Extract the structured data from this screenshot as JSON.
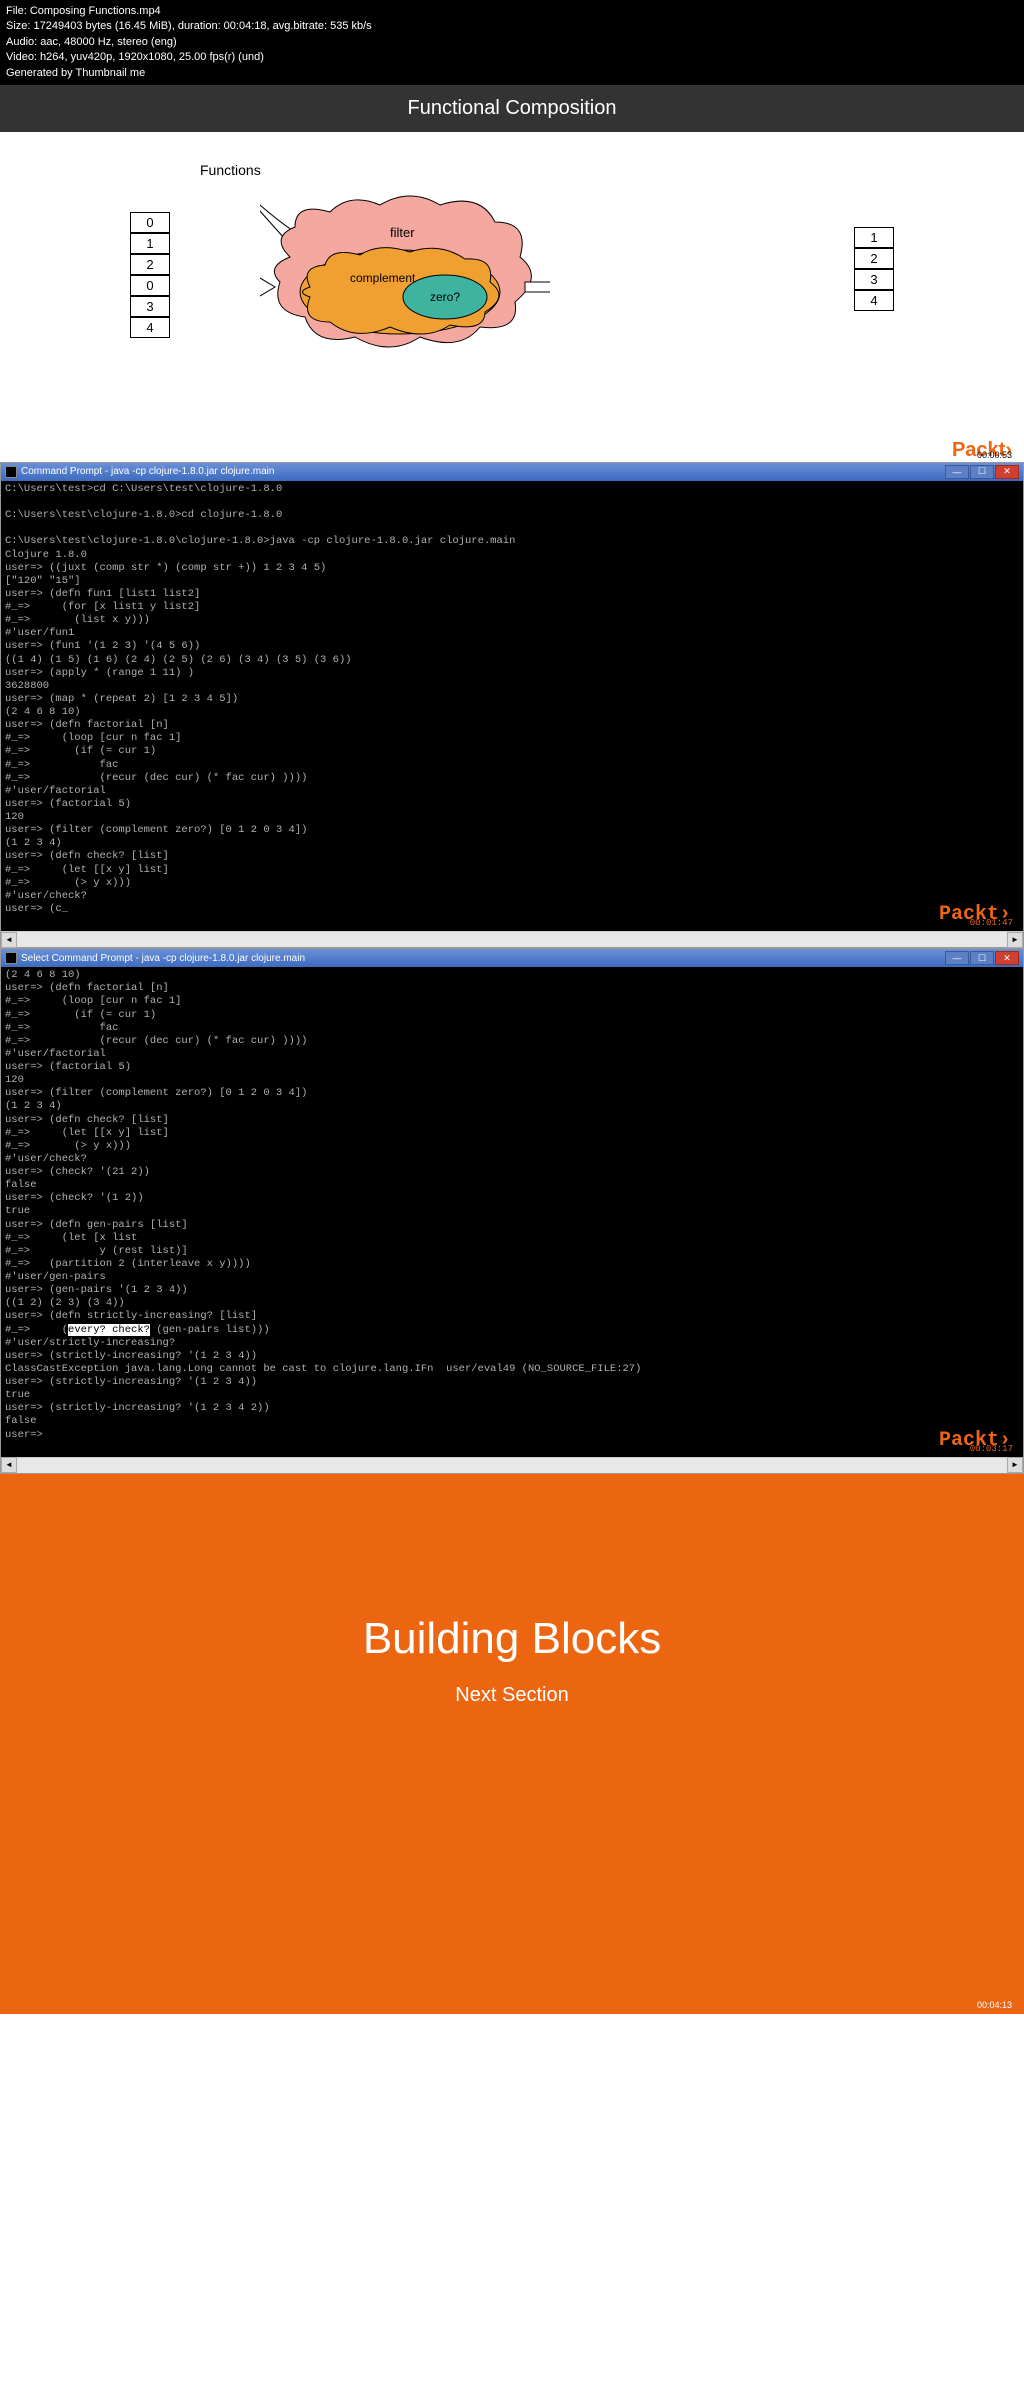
{
  "metadata": {
    "file": "File: Composing Functions.mp4",
    "size": "Size: 17249403 bytes (16.45 MiB), duration: 00:04:18, avg.bitrate: 535 kb/s",
    "audio": "Audio: aac, 48000 Hz, stereo (eng)",
    "video": "Video: h264, yuv420p, 1920x1080, 25.00 fps(r) (und)",
    "generated": "Generated by Thumbnail me"
  },
  "title": "Functional Composition",
  "diagram": {
    "functions_label": "Functions",
    "input": [
      "0",
      "1",
      "2",
      "0",
      "3",
      "4"
    ],
    "output": [
      "1",
      "2",
      "3",
      "4"
    ],
    "filter": "filter",
    "complement": "complement",
    "zero": "zero?",
    "timestamp": "00:00:53"
  },
  "terminal1": {
    "title": "Command Prompt - java  -cp clojure-1.8.0.jar clojure.main",
    "content": "C:\\Users\\test>cd C:\\Users\\test\\clojure-1.8.0\n\nC:\\Users\\test\\clojure-1.8.0>cd clojure-1.8.0\n\nC:\\Users\\test\\clojure-1.8.0\\clojure-1.8.0>java -cp clojure-1.8.0.jar clojure.main\nClojure 1.8.0\nuser=> ((juxt (comp str *) (comp str +)) 1 2 3 4 5)\n[\"120\" \"15\"]\nuser=> (defn fun1 [list1 list2]\n#_=>     (for [x list1 y list2]\n#_=>       (list x y)))\n#'user/fun1\nuser=> (fun1 '(1 2 3) '(4 5 6))\n((1 4) (1 5) (1 6) (2 4) (2 5) (2 6) (3 4) (3 5) (3 6))\nuser=> (apply * (range 1 11) )\n3628800\nuser=> (map * (repeat 2) [1 2 3 4 5])\n(2 4 6 8 10)\nuser=> (defn factorial [n]\n#_=>     (loop [cur n fac 1]\n#_=>       (if (= cur 1)\n#_=>           fac\n#_=>           (recur (dec cur) (* fac cur) ))))\n#'user/factorial\nuser=> (factorial 5)\n120\nuser=> (filter (complement zero?) [0 1 2 0 3 4])\n(1 2 3 4)\nuser=> (defn check? [list]\n#_=>     (let [[x y] list]\n#_=>       (> y x)))\n#'user/check?\nuser=> (c_",
    "timestamp": "00:01:47"
  },
  "terminal2": {
    "title": "Select Command Prompt - java  -cp clojure-1.8.0.jar clojure.main",
    "content_a": "(2 4 6 8 10)\nuser=> (defn factorial [n]\n#_=>     (loop [cur n fac 1]\n#_=>       (if (= cur 1)\n#_=>           fac\n#_=>           (recur (dec cur) (* fac cur) ))))\n#'user/factorial\nuser=> (factorial 5)\n120\nuser=> (filter (complement zero?) [0 1 2 0 3 4])\n(1 2 3 4)\nuser=> (defn check? [list]\n#_=>     (let [[x y] list]\n#_=>       (> y x)))\n#'user/check?\nuser=> (check? '(21 2))\nfalse\nuser=> (check? '(1 2))\ntrue\nuser=> (defn gen-pairs [list]\n#_=>     (let [x list\n#_=>           y (rest list)]\n#_=>   (partition 2 (interleave x y))))\n#'user/gen-pairs\nuser=> (gen-pairs '(1 2 3 4))\n((1 2) (2 3) (3 4))\nuser=> (defn strictly-increasing? [list]\n#_=>     (",
    "highlight": "every? check?",
    "content_b": " (gen-pairs list)))\n#'user/strictly-increasing?\nuser=> (strictly-increasing? '(1 2 3 4))\nClassCastException java.lang.Long cannot be cast to clojure.lang.IFn  user/eval49 (NO_SOURCE_FILE:27)\nuser=> (strictly-increasing? '(1 2 3 4))\ntrue\nuser=> (strictly-increasing? '(1 2 3 4 2))\nfalse\nuser=>",
    "timestamp": "00:03:17"
  },
  "orange": {
    "title": "Building Blocks",
    "subtitle": "Next Section",
    "timestamp": "00:04:13"
  },
  "packt": "Packt"
}
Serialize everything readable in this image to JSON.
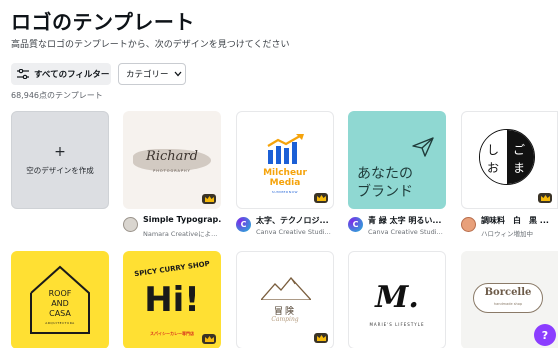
{
  "header": {
    "title": "ロゴのテンプレート",
    "subtitle": "高品質なロゴのテンプレートから、次のデザインを見つけてください"
  },
  "filters": {
    "all_filters_label": "すべてのフィルター",
    "category_label": "カテゴリー",
    "result_count": "68,946点のテンプレート"
  },
  "empty_design": {
    "plus": "+",
    "label": "空のデザインを作成"
  },
  "templates_row1": [
    {
      "name": "Simple Typograp...",
      "author": "Namara Creativeによ...",
      "script_text": "Richard",
      "sub_text": "PHOTOGRAPHY"
    },
    {
      "name": "太字、テクノロジ...",
      "author": "Canva Creative Studi...",
      "line1": "Milcheur",
      "line2": "Media",
      "line3": "SUMMERNOW"
    },
    {
      "name": "青 緑 太字 明るい...",
      "author": "Canva Creative Studi...",
      "line1": "あなたの",
      "line2": "ブランド"
    },
    {
      "name": "調味料　白　黒 ...",
      "author": "ハロウィン増加中",
      "char_a": "し",
      "char_b": "お",
      "char_c": "ご",
      "char_d": "ま"
    }
  ],
  "templates_row2": [
    {
      "line1": "ROOF",
      "line2": "AND",
      "line3": "CASA",
      "line4": "ARQUITECTURA"
    },
    {
      "top_text": "SPICY CURRY SHOP",
      "big_text": "Hi!",
      "bottom_text": "スパイシーカレー専門店"
    },
    {
      "title_text": "冒険",
      "sub_text": "Camping"
    },
    {
      "big_text": "M.",
      "sub_text": "MARIE'S LIFESTYLE"
    },
    {
      "big_text": "Borcelle",
      "sub_text": "handmade shop"
    }
  ],
  "help": {
    "label": "?"
  },
  "colors": {
    "accent": "#8b3dff",
    "teal_tile": "#8fd8d2",
    "yellow_tile": "#ffe033",
    "brand_blue": "#1b5fd6",
    "curry_red": "#d62b1e"
  }
}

++++++

Objective. Repeat the records above exactly, omitting every picture.

Response to this task.
Extract the structured data from this screenshot as JSON.
{
  "metadata": {
    "file": "File: Composing Functions.mp4",
    "size": "Size: 17249403 bytes (16.45 MiB), duration: 00:04:18, avg.bitrate: 535 kb/s",
    "audio": "Audio: aac, 48000 Hz, stereo (eng)",
    "video": "Video: h264, yuv420p, 1920x1080, 25.00 fps(r) (und)",
    "generated": "Generated by Thumbnail me"
  },
  "title": "Functional Composition",
  "diagram": {
    "functions_label": "Functions",
    "input": [
      "0",
      "1",
      "2",
      "0",
      "3",
      "4"
    ],
    "output": [
      "1",
      "2",
      "3",
      "4"
    ],
    "filter": "filter",
    "complement": "complement",
    "zero": "zero?",
    "timestamp": "00:00:53"
  },
  "terminal1": {
    "title": "Command Prompt - java  -cp clojure-1.8.0.jar clojure.main",
    "content": "C:\\Users\\test>cd C:\\Users\\test\\clojure-1.8.0\n\nC:\\Users\\test\\clojure-1.8.0>cd clojure-1.8.0\n\nC:\\Users\\test\\clojure-1.8.0\\clojure-1.8.0>java -cp clojure-1.8.0.jar clojure.main\nClojure 1.8.0\nuser=> ((juxt (comp str *) (comp str +)) 1 2 3 4 5)\n[\"120\" \"15\"]\nuser=> (defn fun1 [list1 list2]\n#_=>     (for [x list1 y list2]\n#_=>       (list x y)))\n#'user/fun1\nuser=> (fun1 '(1 2 3) '(4 5 6))\n((1 4) (1 5) (1 6) (2 4) (2 5) (2 6) (3 4) (3 5) (3 6))\nuser=> (apply * (range 1 11) )\n3628800\nuser=> (map * (repeat 2) [1 2 3 4 5])\n(2 4 6 8 10)\nuser=> (defn factorial [n]\n#_=>     (loop [cur n fac 1]\n#_=>       (if (= cur 1)\n#_=>           fac\n#_=>           (recur (dec cur) (* fac cur) ))))\n#'user/factorial\nuser=> (factorial 5)\n120\nuser=> (filter (complement zero?) [0 1 2 0 3 4])\n(1 2 3 4)\nuser=> (defn check? [list]\n#_=>     (let [[x y] list]\n#_=>       (> y x)))\n#'user/check?\nuser=> (c_",
    "timestamp": "00:01:47"
  },
  "terminal2": {
    "title": "Select Command Prompt - java  -cp clojure-1.8.0.jar clojure.main",
    "content_a": "(2 4 6 8 10)\nuser=> (defn factorial [n]\n#_=>     (loop [cur n fac 1]\n#_=>       (if (= cur 1)\n#_=>           fac\n#_=>           (recur (dec cur) (* fac cur) ))))\n#'user/factorial\nuser=> (factorial 5)\n120\nuser=> (filter (complement zero?) [0 1 2 0 3 4])\n(1 2 3 4)\nuser=> (defn check? [list]\n#_=>     (let [[x y] list]\n#_=>       (> y x)))\n#'user/check?\nuser=> (check? '(21 2))\nfalse\nuser=> (check? '(1 2))\ntrue\nuser=> (defn gen-pairs [list]\n#_=>     (let [x list\n#_=>           y (rest list)]\n#_=>   (partition 2 (interleave x y))))\n#'user/gen-pairs\nuser=> (gen-pairs '(1 2 3 4))\n((1 2) (2 3) (3 4))\nuser=> (defn strictly-increasing? [list]\n#_=>     (",
    "highlight": "every? check?",
    "content_b": " (gen-pairs list)))\n#'user/strictly-increasing?\nuser=> (strictly-increasing? '(1 2 3 4))\nClassCastException java.lang.Long cannot be cast to clojure.lang.IFn  user/eval49 (NO_SOURCE_FILE:27)\nuser=> (strictly-increasing? '(1 2 3 4))\ntrue\nuser=> (strictly-increasing? '(1 2 3 4 2))\nfalse\nuser=>",
    "timestamp": "00:03:17"
  },
  "orange": {
    "title": "Building Blocks",
    "subtitle": "Next Section",
    "timestamp": "00:04:13"
  },
  "packt": "Packt"
}
Serialize everything readable in this image to JSON.
{
  "header": {
    "title": "ロゴのテンプレート",
    "subtitle": "高品質なロゴのテンプレートから、次のデザインを見つけてください"
  },
  "filters": {
    "all_filters_label": "すべてのフィルター",
    "category_label": "カテゴリー",
    "result_count": "68,946点のテンプレート"
  },
  "empty_design": {
    "plus": "+",
    "label": "空のデザインを作成"
  },
  "templates_row1": [
    {
      "name": "Simple Typograp...",
      "author": "Namara Creativeによ...",
      "script_text": "Richard",
      "sub_text": "PHOTOGRAPHY"
    },
    {
      "name": "太字、テクノロジ...",
      "author": "Canva Creative Studi...",
      "line1": "Milcheur",
      "line2": "Media",
      "line3": "SUMMERNOW"
    },
    {
      "name": "青 緑 太字 明るい...",
      "author": "Canva Creative Studi...",
      "line1": "あなたの",
      "line2": "ブランド"
    },
    {
      "name": "調味料　白　黒 ...",
      "author": "ハロウィン増加中",
      "char_a": "し",
      "char_b": "お",
      "char_c": "ご",
      "char_d": "ま"
    }
  ],
  "templates_row2": [
    {
      "line1": "ROOF",
      "line2": "AND",
      "line3": "CASA",
      "line4": "ARQUITECTURA"
    },
    {
      "top_text": "SPICY CURRY SHOP",
      "big_text": "Hi!",
      "bottom_text": "スパイシーカレー専門店"
    },
    {
      "title_text": "冒険",
      "sub_text": "Camping"
    },
    {
      "big_text": "M.",
      "sub_text": "MARIE'S LIFESTYLE"
    },
    {
      "big_text": "Borcelle",
      "sub_text": "handmade shop"
    }
  ],
  "help": {
    "label": "?"
  },
  "colors": {
    "accent": "#8b3dff",
    "teal_tile": "#8fd8d2",
    "yellow_tile": "#ffe033",
    "brand_blue": "#1b5fd6",
    "curry_red": "#d62b1e"
  }
}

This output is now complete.